> **REQUIREMENT**
Leave out the pictures and restate the rest of the data exactly.

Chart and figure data
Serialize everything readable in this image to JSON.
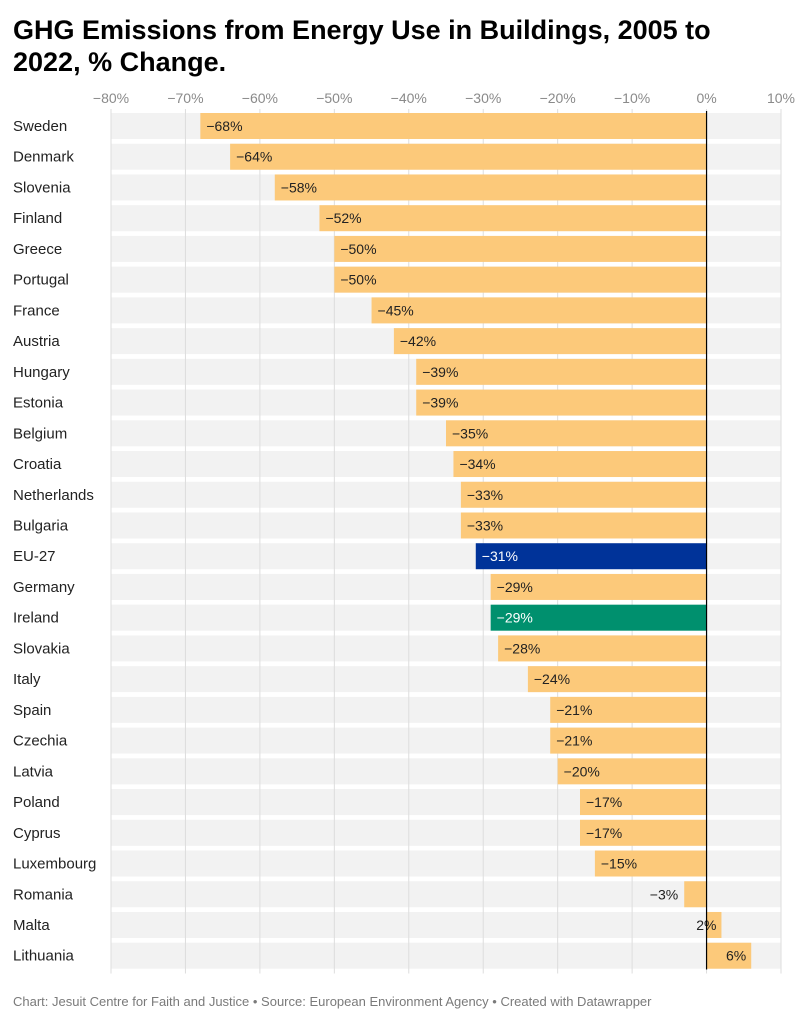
{
  "title": "GHG Emissions from Energy Use in Buildings, 2005 to 2022, % Change.",
  "footer": "Chart: Jesuit Centre for Faith and Justice • Source: European Environment Agency • Created with Datawrapper",
  "colors": {
    "default": "#fcc97a",
    "eu": "#003399",
    "ireland": "#00906e",
    "background_band": "#f2f2f2",
    "grid": "#dddddd",
    "zero_line": "#000000"
  },
  "chart_data": {
    "type": "bar",
    "orientation": "horizontal",
    "title": "GHG Emissions from Energy Use in Buildings, 2005 to 2022, % Change.",
    "xlim": [
      -80,
      10
    ],
    "xticks": [
      -80,
      -70,
      -60,
      -50,
      -40,
      -30,
      -20,
      -10,
      0,
      10
    ],
    "xtick_labels": [
      "−80%",
      "−70%",
      "−60%",
      "−50%",
      "−40%",
      "−30%",
      "−20%",
      "−10%",
      "0%",
      "10%"
    ],
    "grid": true,
    "categories": [
      "Sweden",
      "Denmark",
      "Slovenia",
      "Finland",
      "Greece",
      "Portugal",
      "France",
      "Austria",
      "Hungary",
      "Estonia",
      "Belgium",
      "Croatia",
      "Netherlands",
      "Bulgaria",
      "EU-27",
      "Germany",
      "Ireland",
      "Slovakia",
      "Italy",
      "Spain",
      "Czechia",
      "Latvia",
      "Poland",
      "Cyprus",
      "Luxembourg",
      "Romania",
      "Malta",
      "Lithuania"
    ],
    "values": [
      -68,
      -64,
      -58,
      -52,
      -50,
      -50,
      -45,
      -42,
      -39,
      -39,
      -35,
      -34,
      -33,
      -33,
      -31,
      -29,
      -29,
      -28,
      -24,
      -21,
      -21,
      -20,
      -17,
      -17,
      -15,
      -3,
      2,
      6
    ],
    "value_labels": [
      "−68%",
      "−64%",
      "−58%",
      "−52%",
      "−50%",
      "−50%",
      "−45%",
      "−42%",
      "−39%",
      "−39%",
      "−35%",
      "−34%",
      "−33%",
      "−33%",
      "−31%",
      "−29%",
      "−29%",
      "−28%",
      "−24%",
      "−21%",
      "−21%",
      "−20%",
      "−17%",
      "−17%",
      "−15%",
      "−3%",
      "2%",
      "6%"
    ],
    "highlight": {
      "EU-27": "#003399",
      "Ireland": "#00906e"
    }
  }
}
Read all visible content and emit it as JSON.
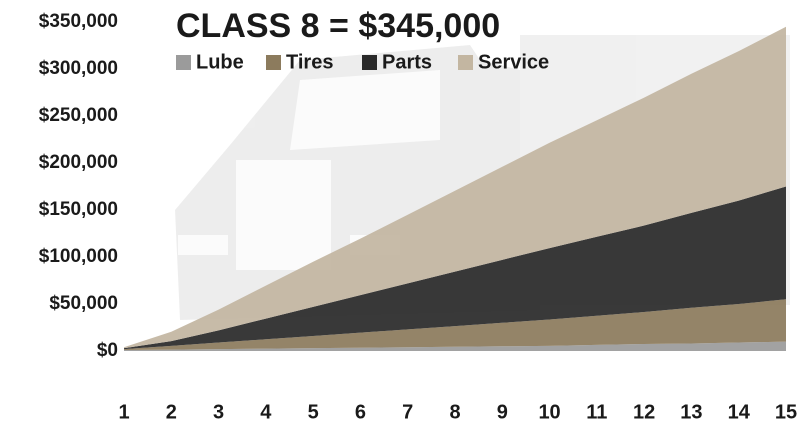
{
  "chart_data": {
    "type": "stacked_area",
    "title": "CLASS 8 = $345,000",
    "x": [
      1,
      2,
      3,
      4,
      5,
      6,
      7,
      8,
      9,
      10,
      11,
      12,
      13,
      14,
      15
    ],
    "xlim": [
      1,
      15
    ],
    "series": [
      {
        "name": "Lube",
        "color": "#9b9b9b",
        "values": [
          1000,
          1500,
          2000,
          2500,
          3000,
          3500,
          4000,
          4500,
          5000,
          5500,
          6500,
          7500,
          8000,
          9000,
          10000
        ]
      },
      {
        "name": "Tires",
        "color": "#8c7b5d",
        "values": [
          1000,
          4000,
          7000,
          10000,
          13000,
          16000,
          19000,
          22000,
          25000,
          28000,
          31000,
          34000,
          38000,
          41000,
          45000
        ]
      },
      {
        "name": "Parts",
        "color": "#2a2a2a",
        "values": [
          1000,
          5000,
          13000,
          22000,
          31000,
          40000,
          49000,
          58000,
          67000,
          76000,
          84000,
          92000,
          101000,
          110000,
          120000
        ]
      },
      {
        "name": "Service",
        "color": "#c3b6a1",
        "values": [
          1000,
          10000,
          22000,
          35000,
          48000,
          60000,
          73000,
          86000,
          99000,
          112000,
          124000,
          136000,
          148000,
          159000,
          170000
        ]
      }
    ],
    "ylim": [
      0,
      350000
    ],
    "yticks": [
      {
        "value": 0,
        "label": "$0"
      },
      {
        "value": 50000,
        "label": "$50,000"
      },
      {
        "value": 100000,
        "label": "$100,000"
      },
      {
        "value": 150000,
        "label": "$150,000"
      },
      {
        "value": 200000,
        "label": "$200,000"
      },
      {
        "value": 250000,
        "label": "$250,000"
      },
      {
        "value": 300000,
        "label": "$300,000"
      },
      {
        "value": 350000,
        "label": "$350,000"
      }
    ],
    "legend": "top"
  }
}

> **EXERCISE RESPONSE**
Serialize everything readable in this image to JSON.
{
  "title": "GHG Emissions from Energy Use in Buildings, 2005 to 2022, % Change.",
  "footer": "Chart: Jesuit Centre for Faith and Justice • Source: European Environment Agency • Created with Datawrapper",
  "colors": {
    "default": "#fcc97a",
    "eu": "#003399",
    "ireland": "#00906e",
    "background_band": "#f2f2f2",
    "grid": "#dddddd",
    "zero_line": "#000000"
  },
  "chart_data": {
    "type": "bar",
    "orientation": "horizontal",
    "title": "GHG Emissions from Energy Use in Buildings, 2005 to 2022, % Change.",
    "xlim": [
      -80,
      10
    ],
    "xticks": [
      -80,
      -70,
      -60,
      -50,
      -40,
      -30,
      -20,
      -10,
      0,
      10
    ],
    "xtick_labels": [
      "−80%",
      "−70%",
      "−60%",
      "−50%",
      "−40%",
      "−30%",
      "−20%",
      "−10%",
      "0%",
      "10%"
    ],
    "grid": true,
    "categories": [
      "Sweden",
      "Denmark",
      "Slovenia",
      "Finland",
      "Greece",
      "Portugal",
      "France",
      "Austria",
      "Hungary",
      "Estonia",
      "Belgium",
      "Croatia",
      "Netherlands",
      "Bulgaria",
      "EU-27",
      "Germany",
      "Ireland",
      "Slovakia",
      "Italy",
      "Spain",
      "Czechia",
      "Latvia",
      "Poland",
      "Cyprus",
      "Luxembourg",
      "Romania",
      "Malta",
      "Lithuania"
    ],
    "values": [
      -68,
      -64,
      -58,
      -52,
      -50,
      -50,
      -45,
      -42,
      -39,
      -39,
      -35,
      -34,
      -33,
      -33,
      -31,
      -29,
      -29,
      -28,
      -24,
      -21,
      -21,
      -20,
      -17,
      -17,
      -15,
      -3,
      2,
      6
    ],
    "value_labels": [
      "−68%",
      "−64%",
      "−58%",
      "−52%",
      "−50%",
      "−50%",
      "−45%",
      "−42%",
      "−39%",
      "−39%",
      "−35%",
      "−34%",
      "−33%",
      "−33%",
      "−31%",
      "−29%",
      "−29%",
      "−28%",
      "−24%",
      "−21%",
      "−21%",
      "−20%",
      "−17%",
      "−17%",
      "−15%",
      "−3%",
      "2%",
      "6%"
    ],
    "highlight": {
      "EU-27": "#003399",
      "Ireland": "#00906e"
    }
  }
}
Read all visible content and emit it as JSON.
{
  "chart_data": {
    "type": "stacked_area",
    "title": "CLASS 8 = $345,000",
    "x": [
      1,
      2,
      3,
      4,
      5,
      6,
      7,
      8,
      9,
      10,
      11,
      12,
      13,
      14,
      15
    ],
    "xlim": [
      1,
      15
    ],
    "series": [
      {
        "name": "Lube",
        "color": "#9b9b9b",
        "values": [
          1000,
          1500,
          2000,
          2500,
          3000,
          3500,
          4000,
          4500,
          5000,
          5500,
          6500,
          7500,
          8000,
          9000,
          10000
        ]
      },
      {
        "name": "Tires",
        "color": "#8c7b5d",
        "values": [
          1000,
          4000,
          7000,
          10000,
          13000,
          16000,
          19000,
          22000,
          25000,
          28000,
          31000,
          34000,
          38000,
          41000,
          45000
        ]
      },
      {
        "name": "Parts",
        "color": "#2a2a2a",
        "values": [
          1000,
          5000,
          13000,
          22000,
          31000,
          40000,
          49000,
          58000,
          67000,
          76000,
          84000,
          92000,
          101000,
          110000,
          120000
        ]
      },
      {
        "name": "Service",
        "color": "#c3b6a1",
        "values": [
          1000,
          10000,
          22000,
          35000,
          48000,
          60000,
          73000,
          86000,
          99000,
          112000,
          124000,
          136000,
          148000,
          159000,
          170000
        ]
      }
    ],
    "ylim": [
      0,
      350000
    ],
    "yticks": [
      {
        "value": 0,
        "label": "$0"
      },
      {
        "value": 50000,
        "label": "$50,000"
      },
      {
        "value": 100000,
        "label": "$100,000"
      },
      {
        "value": 150000,
        "label": "$150,000"
      },
      {
        "value": 200000,
        "label": "$200,000"
      },
      {
        "value": 250000,
        "label": "$250,000"
      },
      {
        "value": 300000,
        "label": "$300,000"
      },
      {
        "value": 350000,
        "label": "$350,000"
      }
    ],
    "legend": "top"
  }
}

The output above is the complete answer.